--- START Data extract ---

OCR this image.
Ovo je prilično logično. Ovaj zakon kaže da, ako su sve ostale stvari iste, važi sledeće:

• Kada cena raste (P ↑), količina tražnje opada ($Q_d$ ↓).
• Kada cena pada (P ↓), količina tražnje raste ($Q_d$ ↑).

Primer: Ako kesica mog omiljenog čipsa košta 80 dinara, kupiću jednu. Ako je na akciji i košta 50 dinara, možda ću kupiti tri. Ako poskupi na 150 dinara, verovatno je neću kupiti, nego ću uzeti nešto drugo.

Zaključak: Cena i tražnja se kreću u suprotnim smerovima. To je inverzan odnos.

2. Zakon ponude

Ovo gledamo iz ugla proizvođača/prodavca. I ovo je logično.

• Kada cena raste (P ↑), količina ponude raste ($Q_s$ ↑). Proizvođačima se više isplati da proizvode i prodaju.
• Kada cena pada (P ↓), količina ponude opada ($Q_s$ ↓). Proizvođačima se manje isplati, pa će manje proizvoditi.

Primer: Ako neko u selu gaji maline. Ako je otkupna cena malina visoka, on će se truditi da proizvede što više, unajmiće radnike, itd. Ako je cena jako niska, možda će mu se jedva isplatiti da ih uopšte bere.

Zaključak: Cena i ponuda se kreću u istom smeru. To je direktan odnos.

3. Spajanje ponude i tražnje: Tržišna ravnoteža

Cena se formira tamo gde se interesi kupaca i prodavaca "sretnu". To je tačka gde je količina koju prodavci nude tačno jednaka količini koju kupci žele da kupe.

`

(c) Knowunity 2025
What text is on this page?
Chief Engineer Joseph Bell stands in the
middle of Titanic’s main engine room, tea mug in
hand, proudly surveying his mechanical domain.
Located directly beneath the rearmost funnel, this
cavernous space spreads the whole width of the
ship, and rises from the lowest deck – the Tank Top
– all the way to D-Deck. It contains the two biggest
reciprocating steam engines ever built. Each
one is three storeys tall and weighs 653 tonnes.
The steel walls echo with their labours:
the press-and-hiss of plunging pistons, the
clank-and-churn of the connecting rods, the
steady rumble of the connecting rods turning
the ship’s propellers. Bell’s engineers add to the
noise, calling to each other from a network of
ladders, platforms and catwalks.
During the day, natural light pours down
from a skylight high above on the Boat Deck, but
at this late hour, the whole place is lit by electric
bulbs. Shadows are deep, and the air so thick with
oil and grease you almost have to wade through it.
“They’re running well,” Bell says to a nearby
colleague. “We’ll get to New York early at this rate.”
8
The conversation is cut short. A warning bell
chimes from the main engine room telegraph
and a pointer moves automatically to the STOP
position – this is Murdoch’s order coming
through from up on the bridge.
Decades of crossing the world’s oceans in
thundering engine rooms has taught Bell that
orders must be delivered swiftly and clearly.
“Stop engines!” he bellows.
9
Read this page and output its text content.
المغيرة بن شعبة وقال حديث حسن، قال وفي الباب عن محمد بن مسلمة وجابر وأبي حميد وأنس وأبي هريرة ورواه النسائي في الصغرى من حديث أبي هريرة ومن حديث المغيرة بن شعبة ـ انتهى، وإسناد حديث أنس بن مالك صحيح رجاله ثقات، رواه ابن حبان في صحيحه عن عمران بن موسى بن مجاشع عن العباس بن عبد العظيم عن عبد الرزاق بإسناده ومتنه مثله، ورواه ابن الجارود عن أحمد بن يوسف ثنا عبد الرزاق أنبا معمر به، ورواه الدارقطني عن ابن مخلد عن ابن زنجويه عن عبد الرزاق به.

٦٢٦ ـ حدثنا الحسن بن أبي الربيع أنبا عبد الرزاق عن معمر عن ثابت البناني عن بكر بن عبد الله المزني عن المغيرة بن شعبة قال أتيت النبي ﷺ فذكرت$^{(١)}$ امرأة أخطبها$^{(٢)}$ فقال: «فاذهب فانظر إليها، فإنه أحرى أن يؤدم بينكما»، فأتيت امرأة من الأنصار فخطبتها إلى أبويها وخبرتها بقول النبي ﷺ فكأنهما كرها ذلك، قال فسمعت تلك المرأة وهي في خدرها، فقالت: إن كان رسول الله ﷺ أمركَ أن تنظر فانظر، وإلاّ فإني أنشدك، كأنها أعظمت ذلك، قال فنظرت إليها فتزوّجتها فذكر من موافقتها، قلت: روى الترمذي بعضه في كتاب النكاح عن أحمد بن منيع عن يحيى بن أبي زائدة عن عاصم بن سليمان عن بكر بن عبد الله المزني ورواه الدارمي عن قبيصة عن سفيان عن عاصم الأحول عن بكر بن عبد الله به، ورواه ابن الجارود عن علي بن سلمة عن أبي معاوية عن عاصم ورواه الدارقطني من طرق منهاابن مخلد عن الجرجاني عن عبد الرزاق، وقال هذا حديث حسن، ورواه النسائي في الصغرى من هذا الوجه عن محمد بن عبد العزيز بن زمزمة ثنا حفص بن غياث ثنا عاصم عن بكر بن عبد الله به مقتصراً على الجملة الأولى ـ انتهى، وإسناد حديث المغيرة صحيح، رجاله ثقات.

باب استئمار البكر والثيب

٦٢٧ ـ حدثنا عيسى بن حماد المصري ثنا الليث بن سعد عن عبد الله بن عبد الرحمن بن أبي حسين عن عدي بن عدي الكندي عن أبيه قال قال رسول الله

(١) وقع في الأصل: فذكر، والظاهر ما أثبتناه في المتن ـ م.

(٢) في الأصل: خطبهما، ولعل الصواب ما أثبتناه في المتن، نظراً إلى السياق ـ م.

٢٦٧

--- END Data extract ---

▸ Requirement: Return each line of the records above exactly as it reads.

▸ Written solution:
OCR this image.
Ovo je prilično logično. Ovaj zakon kaže da, ako su sve ostale stvari iste, važi sledeće:

• Kada cena raste (P ↑), količina tražnje opada ($Q_d$ ↓).
• Kada cena pada (P ↓), količina tražnje raste ($Q_d$ ↑).

Primer: Ako kesica mog omiljenog čipsa košta 80 dinara, kupiću jednu. Ako je na akciji i košta 50 dinara, možda ću kupiti tri. Ako poskupi na 150 dinara, verovatno je neću kupiti, nego ću uzeti nešto drugo.

Zaključak: Cena i tražnja se kreću u suprotnim smerovima. To je inverzan odnos.

2. Zakon ponude

Ovo gledamo iz ugla proizvođača/prodavca. I ovo je logično.

• Kada cena raste (P ↑), količina ponude raste ($Q_s$ ↑). Proizvođačima se više isplati da proizvode i prodaju.
• Kada cena pada (P ↓), količina ponude opada ($Q_s$ ↓). Proizvođačima se manje isplati, pa će manje proizvoditi.

Primer: Ako neko u selu gaji maline. Ako je otkupna cena malina visoka, on će se truditi da proizvede što više, unajmiće radnike, itd. Ako je cena jako niska, možda će mu se jedva isplatiti da ih uopšte bere.

Zaključak: Cena i ponuda se kreću u istom smeru. To je direktan odnos.

3. Spajanje ponude i tražnje: Tržišna ravnoteža

Cena se formira tamo gde se interesi kupaca i prodavaca "sretnu". To je tačka gde je količina koju prodavci nude tačno jednaka količini koju kupci žele da kupe.

`

(c) Knowunity 2025
What text is on this page?
Chief Engineer Joseph Bell stands in the
middle of Titanic’s main engine room, tea mug in
hand, proudly surveying his mechanical domain.
Located directly beneath the rearmost funnel, this
cavernous space spreads the whole width of the
ship, and rises from the lowest deck – the Tank Top
– all the way to D-Deck. It contains the two biggest
reciprocating steam engines ever built. Each
one is three storeys tall and weighs 653 tonnes.
The steel walls echo with their labours:
the press-and-hiss of plunging pistons, the
clank-and-churn of the connecting rods, the
steady rumble of the connecting rods turning
the ship’s propellers. Bell’s engineers add to the
noise, calling to each other from a network of
ladders, platforms and catwalks.
During the day, natural light pours down
from a skylight high above on the Boat Deck, but
at this late hour, the whole place is lit by electric
bulbs. Shadows are deep, and the air so thick with
oil and grease you almost have to wade through it.
“They’re running well,” Bell says to a nearby
colleague. “We’ll get to New York early at this rate.”
8
The conversation is cut short. A warning bell
chimes from the main engine room telegraph
and a pointer moves automatically to the STOP
position – this is Murdoch’s order coming
through from up on the bridge.
Decades of crossing the world’s oceans in
thundering engine rooms has taught Bell that
orders must be delivered swiftly and clearly.
“Stop engines!” he bellows.
9
Read this page and output its text content.
المغيرة بن شعبة وقال حديث حسن، قال وفي الباب عن محمد بن مسلمة وجابر وأبي حميد وأنس وأبي هريرة ورواه النسائي في الصغرى من حديث أبي هريرة ومن حديث المغيرة بن شعبة ـ انتهى، وإسناد حديث أنس بن مالك صحيح رجاله ثقات، رواه ابن حبان في صحيحه عن عمران بن موسى بن مجاشع عن العباس بن عبد العظيم عن عبد الرزاق بإسناده ومتنه مثله، ورواه ابن الجارود عن أحمد بن يوسف ثنا عبد الرزاق أنبا معمر به، ورواه الدارقطني عن ابن مخلد عن ابن زنجويه عن عبد الرزاق به.

٦٢٦ ـ حدثنا الحسن بن أبي الربيع أنبا عبد الرزاق عن معمر عن ثابت البناني عن بكر بن عبد الله المزني عن المغيرة بن شعبة قال أتيت النبي ﷺ فذكرت$^{(١)}$ امرأة أخطبها$^{(٢)}$ فقال: «فاذهب فانظر إليها، فإنه أحرى أن يؤدم بينكما»، فأتيت امرأة من الأنصار فخطبتها إلى أبويها وخبرتها بقول النبي ﷺ فكأنهما كرها ذلك، قال فسمعت تلك المرأة وهي في خدرها، فقالت: إن كان رسول الله ﷺ أمركَ أن تنظر فانظر، وإلاّ فإني أنشدك، كأنها أعظمت ذلك، قال فنظرت إليها فتزوّجتها فذكر من موافقتها، قلت: روى الترمذي بعضه في كتاب النكاح عن أحمد بن منيع عن يحيى بن أبي زائدة عن عاصم بن سليمان عن بكر بن عبد الله المزني ورواه الدارمي عن قبيصة عن سفيان عن عاصم الأحول عن بكر بن عبد الله به، ورواه ابن الجارود عن علي بن سلمة عن أبي معاوية عن عاصم ورواه الدارقطني من طرق منهاابن مخلد عن الجرجاني عن عبد الرزاق، وقال هذا حديث حسن، ورواه النسائي في الصغرى من هذا الوجه عن محمد بن عبد العزيز بن زمزمة ثنا حفص بن غياث ثنا عاصم عن بكر بن عبد الله به مقتصراً على الجملة الأولى ـ انتهى، وإسناد حديث المغيرة صحيح، رجاله ثقات.

باب استئمار البكر والثيب

٦٢٧ ـ حدثنا عيسى بن حماد المصري ثنا الليث بن سعد عن عبد الله بن عبد الرحمن بن أبي حسين عن عدي بن عدي الكندي عن أبيه قال قال رسول الله

(١) وقع في الأصل: فذكر، والظاهر ما أثبتناه في المتن ـ م.

(٢) في الأصل: خطبهما، ولعل الصواب ما أثبتناه في المتن، نظراً إلى السياق ـ م.

٢٦٧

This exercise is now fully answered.